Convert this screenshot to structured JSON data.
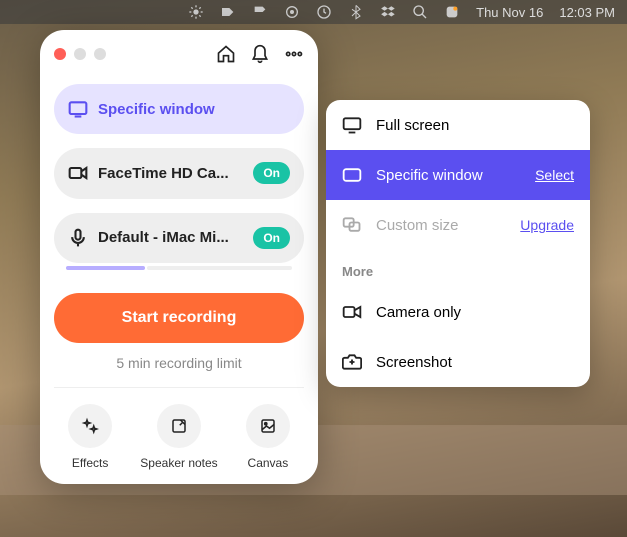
{
  "menubar": {
    "date": "Thu Nov 16",
    "time": "12:03 PM"
  },
  "main": {
    "source": {
      "label": "Specific window"
    },
    "camera": {
      "label": "FaceTime HD Ca...",
      "badge": "On"
    },
    "mic": {
      "label": "Default - iMac Mi...",
      "badge": "On"
    },
    "start_label": "Start recording",
    "limit_text": "5 min recording limit",
    "tools": {
      "effects": "Effects",
      "speaker_notes": "Speaker notes",
      "canvas": "Canvas"
    }
  },
  "popup": {
    "full_screen": "Full screen",
    "specific_window": "Specific window",
    "select": "Select",
    "custom_size": "Custom size",
    "upgrade": "Upgrade",
    "more": "More",
    "camera_only": "Camera only",
    "screenshot": "Screenshot"
  }
}
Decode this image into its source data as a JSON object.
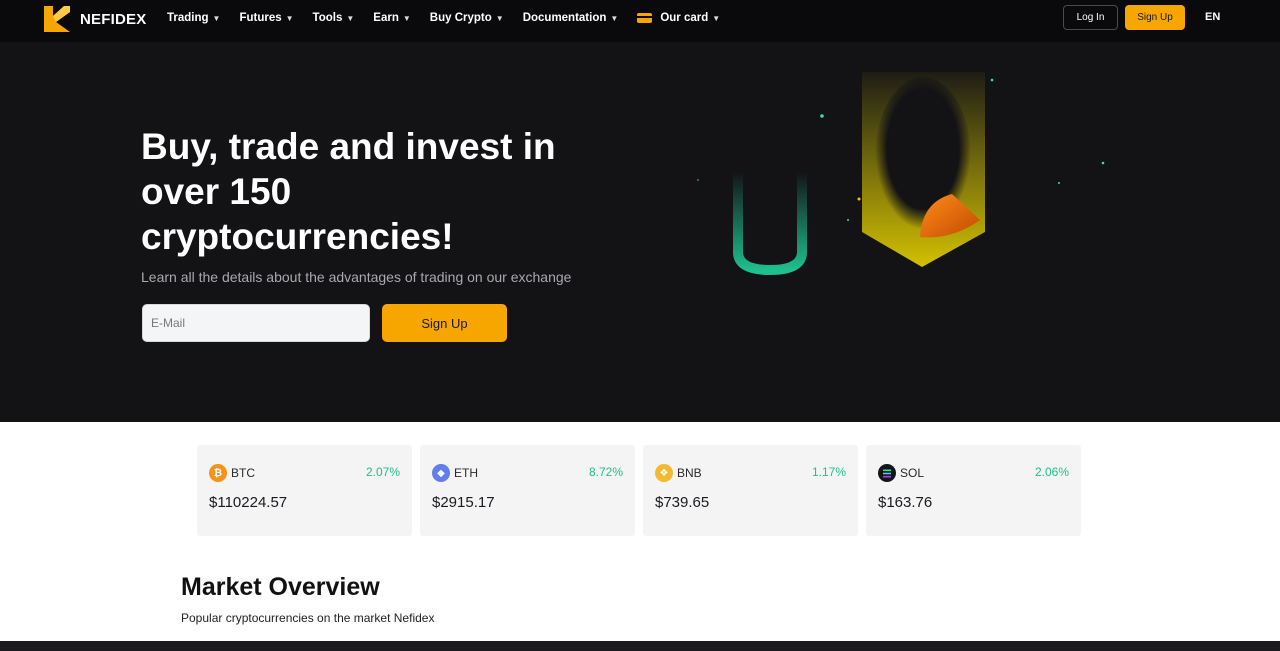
• • • • •
**Task**: Scan the material and collect every line that contains "screenshot".

**Correct output**:
Convert this screenshot to structured JSON data.
    "screenshot": "Screenshot"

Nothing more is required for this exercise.